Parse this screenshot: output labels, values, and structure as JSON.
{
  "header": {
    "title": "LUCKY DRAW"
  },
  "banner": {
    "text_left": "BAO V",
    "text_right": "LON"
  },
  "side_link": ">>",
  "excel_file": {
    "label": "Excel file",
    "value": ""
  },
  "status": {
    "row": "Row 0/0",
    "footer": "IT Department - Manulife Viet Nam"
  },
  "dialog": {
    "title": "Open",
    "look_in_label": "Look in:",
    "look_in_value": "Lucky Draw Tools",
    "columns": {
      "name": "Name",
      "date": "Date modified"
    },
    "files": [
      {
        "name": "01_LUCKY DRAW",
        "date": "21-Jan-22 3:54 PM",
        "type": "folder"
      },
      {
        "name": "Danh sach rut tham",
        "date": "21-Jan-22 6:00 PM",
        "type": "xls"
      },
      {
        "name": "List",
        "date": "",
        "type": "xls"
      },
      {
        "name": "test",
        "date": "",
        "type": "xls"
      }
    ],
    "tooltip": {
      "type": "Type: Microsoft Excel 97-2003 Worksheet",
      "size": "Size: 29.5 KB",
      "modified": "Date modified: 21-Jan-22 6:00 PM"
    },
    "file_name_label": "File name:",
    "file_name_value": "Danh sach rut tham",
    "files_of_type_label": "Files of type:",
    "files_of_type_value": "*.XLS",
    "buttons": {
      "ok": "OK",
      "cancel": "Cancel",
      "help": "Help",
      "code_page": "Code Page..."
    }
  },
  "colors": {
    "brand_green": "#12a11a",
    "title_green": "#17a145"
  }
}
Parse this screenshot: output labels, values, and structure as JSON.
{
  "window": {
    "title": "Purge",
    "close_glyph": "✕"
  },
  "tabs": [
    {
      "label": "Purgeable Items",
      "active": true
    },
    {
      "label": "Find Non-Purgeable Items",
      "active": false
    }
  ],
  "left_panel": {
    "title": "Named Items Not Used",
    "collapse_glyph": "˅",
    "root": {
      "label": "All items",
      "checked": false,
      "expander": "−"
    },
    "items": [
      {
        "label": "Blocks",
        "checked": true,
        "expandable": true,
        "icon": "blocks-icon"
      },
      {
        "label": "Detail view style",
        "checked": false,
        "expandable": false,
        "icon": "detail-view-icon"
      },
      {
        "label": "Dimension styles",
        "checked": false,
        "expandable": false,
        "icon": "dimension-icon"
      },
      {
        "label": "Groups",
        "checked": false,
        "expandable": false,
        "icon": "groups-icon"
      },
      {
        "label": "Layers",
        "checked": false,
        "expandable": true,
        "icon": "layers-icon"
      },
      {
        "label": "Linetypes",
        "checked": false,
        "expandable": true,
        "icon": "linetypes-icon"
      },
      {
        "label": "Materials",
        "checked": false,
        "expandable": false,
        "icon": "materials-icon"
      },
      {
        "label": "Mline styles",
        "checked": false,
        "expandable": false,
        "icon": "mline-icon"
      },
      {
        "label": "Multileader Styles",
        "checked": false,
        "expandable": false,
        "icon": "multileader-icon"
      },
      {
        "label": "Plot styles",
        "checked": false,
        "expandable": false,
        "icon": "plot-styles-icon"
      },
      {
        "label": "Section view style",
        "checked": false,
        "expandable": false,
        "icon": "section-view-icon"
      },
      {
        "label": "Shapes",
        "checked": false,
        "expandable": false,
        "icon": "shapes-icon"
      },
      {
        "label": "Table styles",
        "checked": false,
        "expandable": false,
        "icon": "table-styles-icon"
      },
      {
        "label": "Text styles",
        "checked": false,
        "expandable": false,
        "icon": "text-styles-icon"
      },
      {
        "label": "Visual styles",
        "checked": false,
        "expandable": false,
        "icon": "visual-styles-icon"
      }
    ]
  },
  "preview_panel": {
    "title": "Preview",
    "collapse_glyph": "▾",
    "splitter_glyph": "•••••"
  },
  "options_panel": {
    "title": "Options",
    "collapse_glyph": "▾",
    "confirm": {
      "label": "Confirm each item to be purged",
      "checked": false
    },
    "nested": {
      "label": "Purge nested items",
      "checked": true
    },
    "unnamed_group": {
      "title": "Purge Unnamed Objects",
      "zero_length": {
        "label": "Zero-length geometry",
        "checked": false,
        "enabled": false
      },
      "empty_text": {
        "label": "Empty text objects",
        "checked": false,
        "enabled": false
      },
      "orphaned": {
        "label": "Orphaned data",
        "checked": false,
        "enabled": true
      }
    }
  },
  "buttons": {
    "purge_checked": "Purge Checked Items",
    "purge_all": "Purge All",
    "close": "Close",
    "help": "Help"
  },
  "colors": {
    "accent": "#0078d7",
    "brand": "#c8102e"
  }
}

☆ ☆ ☆ ☆ ☆

THE EXERCISE:
Give an exact repetition of all the material.

THE SOLUTION:
Parse this screenshot: output labels, values, and structure as JSON.
{
  "header": {
    "title": "LUCKY DRAW"
  },
  "banner": {
    "text_left": "BAO V",
    "text_right": "LON"
  },
  "side_link": ">>",
  "excel_file": {
    "label": "Excel file",
    "value": ""
  },
  "status": {
    "row": "Row 0/0",
    "footer": "IT Department - Manulife Viet Nam"
  },
  "dialog": {
    "title": "Open",
    "look_in_label": "Look in:",
    "look_in_value": "Lucky Draw Tools",
    "columns": {
      "name": "Name",
      "date": "Date modified"
    },
    "files": [
      {
        "name": "01_LUCKY DRAW",
        "date": "21-Jan-22 3:54 PM",
        "type": "folder"
      },
      {
        "name": "Danh sach rut tham",
        "date": "21-Jan-22 6:00 PM",
        "type": "xls"
      },
      {
        "name": "List",
        "date": "",
        "type": "xls"
      },
      {
        "name": "test",
        "date": "",
        "type": "xls"
      }
    ],
    "tooltip": {
      "type": "Type: Microsoft Excel 97-2003 Worksheet",
      "size": "Size: 29.5 KB",
      "modified": "Date modified: 21-Jan-22 6:00 PM"
    },
    "file_name_label": "File name:",
    "file_name_value": "Danh sach rut tham",
    "files_of_type_label": "Files of type:",
    "files_of_type_value": "*.XLS",
    "buttons": {
      "ok": "OK",
      "cancel": "Cancel",
      "help": "Help",
      "code_page": "Code Page..."
    }
  },
  "colors": {
    "brand_green": "#12a11a",
    "title_green": "#17a145"
  }
}
Parse this screenshot: output labels, values, and structure as JSON.
{
  "window": {
    "title": "Purge",
    "close_glyph": "✕"
  },
  "tabs": [
    {
      "label": "Purgeable Items",
      "active": true
    },
    {
      "label": "Find Non-Purgeable Items",
      "active": false
    }
  ],
  "left_panel": {
    "title": "Named Items Not Used",
    "collapse_glyph": "˅",
    "root": {
      "label": "All items",
      "checked": false,
      "expander": "−"
    },
    "items": [
      {
        "label": "Blocks",
        "checked": true,
        "expandable": true,
        "icon": "blocks-icon"
      },
      {
        "label": "Detail view style",
        "checked": false,
        "expandable": false,
        "icon": "detail-view-icon"
      },
      {
        "label": "Dimension styles",
        "checked": false,
        "expandable": false,
        "icon": "dimension-icon"
      },
      {
        "label": "Groups",
        "checked": false,
        "expandable": false,
        "icon": "groups-icon"
      },
      {
        "label": "Layers",
        "checked": false,
        "expandable": true,
        "icon": "layers-icon"
      },
      {
        "label": "Linetypes",
        "checked": false,
        "expandable": true,
        "icon": "linetypes-icon"
      },
      {
        "label": "Materials",
        "checked": false,
        "expandable": false,
        "icon": "materials-icon"
      },
      {
        "label": "Mline styles",
        "checked": false,
        "expandable": false,
        "icon": "mline-icon"
      },
      {
        "label": "Multileader Styles",
        "checked": false,
        "expandable": false,
        "icon": "multileader-icon"
      },
      {
        "label": "Plot styles",
        "checked": false,
        "expandable": false,
        "icon": "plot-styles-icon"
      },
      {
        "label": "Section view style",
        "checked": false,
        "expandable": false,
        "icon": "section-view-icon"
      },
      {
        "label": "Shapes",
        "checked": false,
        "expandable": false,
        "icon": "shapes-icon"
      },
      {
        "label": "Table styles",
        "checked": false,
        "expandable": false,
        "icon": "table-styles-icon"
      },
      {
        "label": "Text styles",
        "checked": false,
        "expandable": false,
        "icon": "text-styles-icon"
      },
      {
        "label": "Visual styles",
        "checked": false,
        "expandable": false,
        "icon": "visual-styles-icon"
      }
    ]
  },
  "preview_panel": {
    "title": "Preview",
    "collapse_glyph": "▾",
    "splitter_glyph": "•••••"
  },
  "options_panel": {
    "title": "Options",
    "collapse_glyph": "▾",
    "confirm": {
      "label": "Confirm each item to be purged",
      "checked": false
    },
    "nested": {
      "label": "Purge nested items",
      "checked": true
    },
    "unnamed_group": {
      "title": "Purge Unnamed Objects",
      "zero_length": {
        "label": "Zero-length geometry",
        "checked": false,
        "enabled": false
      },
      "empty_text": {
        "label": "Empty text objects",
        "checked": false,
        "enabled": false
      },
      "orphaned": {
        "label": "Orphaned data",
        "checked": false,
        "enabled": true
      }
    }
  },
  "buttons": {
    "purge_checked": "Purge Checked Items",
    "purge_all": "Purge All",
    "close": "Close",
    "help": "Help"
  },
  "colors": {
    "accent": "#0078d7",
    "brand": "#c8102e"
  }
}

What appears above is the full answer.